**Description of the task:** Print the entire listing. Each line must match the original exactly.

**Listing:**
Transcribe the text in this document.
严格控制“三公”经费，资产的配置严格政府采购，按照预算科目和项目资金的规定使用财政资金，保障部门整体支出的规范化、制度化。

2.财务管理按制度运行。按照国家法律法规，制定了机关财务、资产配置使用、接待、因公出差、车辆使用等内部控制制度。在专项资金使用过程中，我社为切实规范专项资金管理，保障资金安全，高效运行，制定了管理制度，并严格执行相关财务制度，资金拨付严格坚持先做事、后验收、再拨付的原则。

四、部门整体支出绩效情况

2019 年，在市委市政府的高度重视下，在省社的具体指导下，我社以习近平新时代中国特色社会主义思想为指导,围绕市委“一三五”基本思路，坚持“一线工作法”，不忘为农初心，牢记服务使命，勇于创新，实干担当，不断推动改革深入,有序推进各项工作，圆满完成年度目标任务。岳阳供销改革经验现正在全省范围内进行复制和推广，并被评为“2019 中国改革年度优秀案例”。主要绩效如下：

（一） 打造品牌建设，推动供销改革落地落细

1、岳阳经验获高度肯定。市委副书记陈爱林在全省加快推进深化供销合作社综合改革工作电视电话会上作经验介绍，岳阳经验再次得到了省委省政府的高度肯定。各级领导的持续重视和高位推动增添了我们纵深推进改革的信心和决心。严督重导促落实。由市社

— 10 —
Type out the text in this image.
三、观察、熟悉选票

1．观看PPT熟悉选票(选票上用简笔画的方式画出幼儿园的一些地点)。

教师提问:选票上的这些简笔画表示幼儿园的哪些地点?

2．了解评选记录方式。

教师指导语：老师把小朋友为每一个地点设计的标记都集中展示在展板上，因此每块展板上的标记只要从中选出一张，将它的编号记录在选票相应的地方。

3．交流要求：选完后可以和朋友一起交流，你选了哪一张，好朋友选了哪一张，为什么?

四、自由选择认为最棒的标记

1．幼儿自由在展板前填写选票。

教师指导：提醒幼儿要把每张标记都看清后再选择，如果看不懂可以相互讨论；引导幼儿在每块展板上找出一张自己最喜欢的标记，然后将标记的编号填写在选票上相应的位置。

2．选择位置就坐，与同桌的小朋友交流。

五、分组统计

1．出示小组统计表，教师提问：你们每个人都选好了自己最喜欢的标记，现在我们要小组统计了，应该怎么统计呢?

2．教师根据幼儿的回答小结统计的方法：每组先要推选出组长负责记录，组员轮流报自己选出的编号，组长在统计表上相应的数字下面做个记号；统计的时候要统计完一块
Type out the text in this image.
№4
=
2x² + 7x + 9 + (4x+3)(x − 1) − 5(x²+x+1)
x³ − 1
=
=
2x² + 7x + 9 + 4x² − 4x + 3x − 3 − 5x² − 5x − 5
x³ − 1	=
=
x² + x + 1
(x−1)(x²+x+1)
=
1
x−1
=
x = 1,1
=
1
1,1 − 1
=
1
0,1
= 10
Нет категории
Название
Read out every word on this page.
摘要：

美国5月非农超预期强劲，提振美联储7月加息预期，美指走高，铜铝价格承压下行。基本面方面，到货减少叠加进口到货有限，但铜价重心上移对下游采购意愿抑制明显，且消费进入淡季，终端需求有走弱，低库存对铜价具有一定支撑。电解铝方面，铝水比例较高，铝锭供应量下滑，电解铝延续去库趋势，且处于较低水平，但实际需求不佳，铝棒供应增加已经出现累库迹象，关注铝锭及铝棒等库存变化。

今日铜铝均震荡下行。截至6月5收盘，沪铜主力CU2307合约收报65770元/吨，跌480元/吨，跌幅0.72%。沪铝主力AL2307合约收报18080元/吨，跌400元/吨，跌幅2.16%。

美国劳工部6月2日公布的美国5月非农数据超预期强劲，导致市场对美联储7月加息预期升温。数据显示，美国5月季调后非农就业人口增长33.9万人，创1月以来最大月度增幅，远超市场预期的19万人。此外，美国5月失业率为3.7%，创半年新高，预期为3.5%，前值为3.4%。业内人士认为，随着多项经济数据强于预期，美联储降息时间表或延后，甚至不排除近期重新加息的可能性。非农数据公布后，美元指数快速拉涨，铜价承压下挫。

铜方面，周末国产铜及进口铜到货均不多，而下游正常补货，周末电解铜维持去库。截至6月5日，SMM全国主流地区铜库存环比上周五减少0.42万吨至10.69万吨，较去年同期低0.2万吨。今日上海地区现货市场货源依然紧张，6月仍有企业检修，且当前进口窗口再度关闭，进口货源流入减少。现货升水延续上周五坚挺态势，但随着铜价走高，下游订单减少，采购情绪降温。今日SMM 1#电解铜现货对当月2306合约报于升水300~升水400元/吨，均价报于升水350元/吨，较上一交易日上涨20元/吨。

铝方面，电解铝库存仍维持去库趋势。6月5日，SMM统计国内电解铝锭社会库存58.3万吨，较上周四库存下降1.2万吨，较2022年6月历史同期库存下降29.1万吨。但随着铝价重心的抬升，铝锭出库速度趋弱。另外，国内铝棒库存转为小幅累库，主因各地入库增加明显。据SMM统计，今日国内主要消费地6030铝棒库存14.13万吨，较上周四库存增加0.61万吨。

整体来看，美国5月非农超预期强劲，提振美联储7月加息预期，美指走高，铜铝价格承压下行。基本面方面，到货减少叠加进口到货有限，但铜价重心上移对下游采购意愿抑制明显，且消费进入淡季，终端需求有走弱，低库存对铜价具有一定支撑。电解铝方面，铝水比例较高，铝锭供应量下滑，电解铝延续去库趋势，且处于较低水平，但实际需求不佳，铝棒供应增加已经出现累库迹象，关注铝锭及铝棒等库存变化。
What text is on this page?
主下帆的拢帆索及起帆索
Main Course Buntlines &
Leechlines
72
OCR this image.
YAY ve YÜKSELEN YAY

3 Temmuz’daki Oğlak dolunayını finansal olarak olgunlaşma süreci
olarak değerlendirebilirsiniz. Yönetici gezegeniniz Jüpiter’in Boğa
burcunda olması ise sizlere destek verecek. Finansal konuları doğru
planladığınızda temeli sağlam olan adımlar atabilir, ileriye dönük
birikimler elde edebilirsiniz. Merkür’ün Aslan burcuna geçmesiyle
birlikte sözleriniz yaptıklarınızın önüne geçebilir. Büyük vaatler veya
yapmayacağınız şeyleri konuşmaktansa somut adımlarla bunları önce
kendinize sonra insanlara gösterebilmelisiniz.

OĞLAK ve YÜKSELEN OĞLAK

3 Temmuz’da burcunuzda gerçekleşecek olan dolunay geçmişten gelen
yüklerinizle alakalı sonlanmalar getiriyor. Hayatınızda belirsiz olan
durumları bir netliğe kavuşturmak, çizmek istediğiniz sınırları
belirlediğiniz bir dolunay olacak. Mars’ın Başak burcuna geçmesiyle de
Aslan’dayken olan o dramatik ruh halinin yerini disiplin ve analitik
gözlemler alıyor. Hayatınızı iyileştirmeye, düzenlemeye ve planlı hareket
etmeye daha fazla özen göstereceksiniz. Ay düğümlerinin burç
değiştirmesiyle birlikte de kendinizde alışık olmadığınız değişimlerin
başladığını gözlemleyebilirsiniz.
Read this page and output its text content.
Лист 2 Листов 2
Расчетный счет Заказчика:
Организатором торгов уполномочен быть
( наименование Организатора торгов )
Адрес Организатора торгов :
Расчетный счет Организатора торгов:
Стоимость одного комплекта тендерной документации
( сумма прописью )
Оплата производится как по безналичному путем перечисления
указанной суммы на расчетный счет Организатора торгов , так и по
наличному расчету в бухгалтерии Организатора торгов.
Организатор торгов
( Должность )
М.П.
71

**Solution below:**
Transcribe the text in this document.
严格控制“三公”经费，资产的配置严格政府采购，按照预算科目和项目资金的规定使用财政资金，保障部门整体支出的规范化、制度化。

2.财务管理按制度运行。按照国家法律法规，制定了机关财务、资产配置使用、接待、因公出差、车辆使用等内部控制制度。在专项资金使用过程中，我社为切实规范专项资金管理，保障资金安全，高效运行，制定了管理制度，并严格执行相关财务制度，资金拨付严格坚持先做事、后验收、再拨付的原则。

四、部门整体支出绩效情况

2019 年，在市委市政府的高度重视下，在省社的具体指导下，我社以习近平新时代中国特色社会主义思想为指导,围绕市委“一三五”基本思路，坚持“一线工作法”，不忘为农初心，牢记服务使命，勇于创新，实干担当，不断推动改革深入,有序推进各项工作，圆满完成年度目标任务。岳阳供销改革经验现正在全省范围内进行复制和推广，并被评为“2019 中国改革年度优秀案例”。主要绩效如下：

（一） 打造品牌建设，推动供销改革落地落细

1、岳阳经验获高度肯定。市委副书记陈爱林在全省加快推进深化供销合作社综合改革工作电视电话会上作经验介绍，岳阳经验再次得到了省委省政府的高度肯定。各级领导的持续重视和高位推动增添了我们纵深推进改革的信心和决心。严督重导促落实。由市社

— 10 —
Type out the text in this image.
三、观察、熟悉选票

1．观看PPT熟悉选票(选票上用简笔画的方式画出幼儿园的一些地点)。

教师提问:选票上的这些简笔画表示幼儿园的哪些地点?

2．了解评选记录方式。

教师指导语：老师把小朋友为每一个地点设计的标记都集中展示在展板上，因此每块展板上的标记只要从中选出一张，将它的编号记录在选票相应的地方。

3．交流要求：选完后可以和朋友一起交流，你选了哪一张，好朋友选了哪一张，为什么?

四、自由选择认为最棒的标记

1．幼儿自由在展板前填写选票。

教师指导：提醒幼儿要把每张标记都看清后再选择，如果看不懂可以相互讨论；引导幼儿在每块展板上找出一张自己最喜欢的标记，然后将标记的编号填写在选票上相应的位置。

2．选择位置就坐，与同桌的小朋友交流。

五、分组统计

1．出示小组统计表，教师提问：你们每个人都选好了自己最喜欢的标记，现在我们要小组统计了，应该怎么统计呢?

2．教师根据幼儿的回答小结统计的方法：每组先要推选出组长负责记录，组员轮流报自己选出的编号，组长在统计表上相应的数字下面做个记号；统计的时候要统计完一块
Type out the text in this image.
№4
=
2x² + 7x + 9 + (4x+3)(x − 1) − 5(x²+x+1)
x³ − 1
=
=
2x² + 7x + 9 + 4x² − 4x + 3x − 3 − 5x² − 5x − 5
x³ − 1	=
=
x² + x + 1
(x−1)(x²+x+1)
=
1
x−1
=
x = 1,1
=
1
1,1 − 1
=
1
0,1
= 10
Нет категории
Название
Read out every word on this page.
摘要：

美国5月非农超预期强劲，提振美联储7月加息预期，美指走高，铜铝价格承压下行。基本面方面，到货减少叠加进口到货有限，但铜价重心上移对下游采购意愿抑制明显，且消费进入淡季，终端需求有走弱，低库存对铜价具有一定支撑。电解铝方面，铝水比例较高，铝锭供应量下滑，电解铝延续去库趋势，且处于较低水平，但实际需求不佳，铝棒供应增加已经出现累库迹象，关注铝锭及铝棒等库存变化。

今日铜铝均震荡下行。截至6月5收盘，沪铜主力CU2307合约收报65770元/吨，跌480元/吨，跌幅0.72%。沪铝主力AL2307合约收报18080元/吨，跌400元/吨，跌幅2.16%。

美国劳工部6月2日公布的美国5月非农数据超预期强劲，导致市场对美联储7月加息预期升温。数据显示，美国5月季调后非农就业人口增长33.9万人，创1月以来最大月度增幅，远超市场预期的19万人。此外，美国5月失业率为3.7%，创半年新高，预期为3.5%，前值为3.4%。业内人士认为，随着多项经济数据强于预期，美联储降息时间表或延后，甚至不排除近期重新加息的可能性。非农数据公布后，美元指数快速拉涨，铜价承压下挫。

铜方面，周末国产铜及进口铜到货均不多，而下游正常补货，周末电解铜维持去库。截至6月5日，SMM全国主流地区铜库存环比上周五减少0.42万吨至10.69万吨，较去年同期低0.2万吨。今日上海地区现货市场货源依然紧张，6月仍有企业检修，且当前进口窗口再度关闭，进口货源流入减少。现货升水延续上周五坚挺态势，但随着铜价走高，下游订单减少，采购情绪降温。今日SMM 1#电解铜现货对当月2306合约报于升水300~升水400元/吨，均价报于升水350元/吨，较上一交易日上涨20元/吨。

铝方面，电解铝库存仍维持去库趋势。6月5日，SMM统计国内电解铝锭社会库存58.3万吨，较上周四库存下降1.2万吨，较2022年6月历史同期库存下降29.1万吨。但随着铝价重心的抬升，铝锭出库速度趋弱。另外，国内铝棒库存转为小幅累库，主因各地入库增加明显。据SMM统计，今日国内主要消费地6030铝棒库存14.13万吨，较上周四库存增加0.61万吨。

整体来看，美国5月非农超预期强劲，提振美联储7月加息预期，美指走高，铜铝价格承压下行。基本面方面，到货减少叠加进口到货有限，但铜价重心上移对下游采购意愿抑制明显，且消费进入淡季，终端需求有走弱，低库存对铜价具有一定支撑。电解铝方面，铝水比例较高，铝锭供应量下滑，电解铝延续去库趋势，且处于较低水平，但实际需求不佳，铝棒供应增加已经出现累库迹象，关注铝锭及铝棒等库存变化。
What text is on this page?
主下帆的拢帆索及起帆索
Main Course Buntlines &
Leechlines
72
OCR this image.
YAY ve YÜKSELEN YAY

3 Temmuz’daki Oğlak dolunayını finansal olarak olgunlaşma süreci
olarak değerlendirebilirsiniz. Yönetici gezegeniniz Jüpiter’in Boğa
burcunda olması ise sizlere destek verecek. Finansal konuları doğru
planladığınızda temeli sağlam olan adımlar atabilir, ileriye dönük
birikimler elde edebilirsiniz. Merkür’ün Aslan burcuna geçmesiyle
birlikte sözleriniz yaptıklarınızın önüne geçebilir. Büyük vaatler veya
yapmayacağınız şeyleri konuşmaktansa somut adımlarla bunları önce
kendinize sonra insanlara gösterebilmelisiniz.

OĞLAK ve YÜKSELEN OĞLAK

3 Temmuz’da burcunuzda gerçekleşecek olan dolunay geçmişten gelen
yüklerinizle alakalı sonlanmalar getiriyor. Hayatınızda belirsiz olan
durumları bir netliğe kavuşturmak, çizmek istediğiniz sınırları
belirlediğiniz bir dolunay olacak. Mars’ın Başak burcuna geçmesiyle de
Aslan’dayken olan o dramatik ruh halinin yerini disiplin ve analitik
gözlemler alıyor. Hayatınızı iyileştirmeye, düzenlemeye ve planlı hareket
etmeye daha fazla özen göstereceksiniz. Ay düğümlerinin burç
değiştirmesiyle birlikte de kendinizde alışık olmadığınız değişimlerin
başladığını gözlemleyebilirsiniz.
Read this page and output its text content.
Лист 2 Листов 2
Расчетный счет Заказчика:
Организатором торгов уполномочен быть
( наименование Организатора торгов )
Адрес Организатора торгов :
Расчетный счет Организатора торгов:
Стоимость одного комплекта тендерной документации
( сумма прописью )
Оплата производится как по безналичному путем перечисления
указанной суммы на расчетный счет Организатора торгов , так и по
наличному расчету в бухгалтерии Организатора торгов.
Организатор торгов
( Должность )
М.П.
71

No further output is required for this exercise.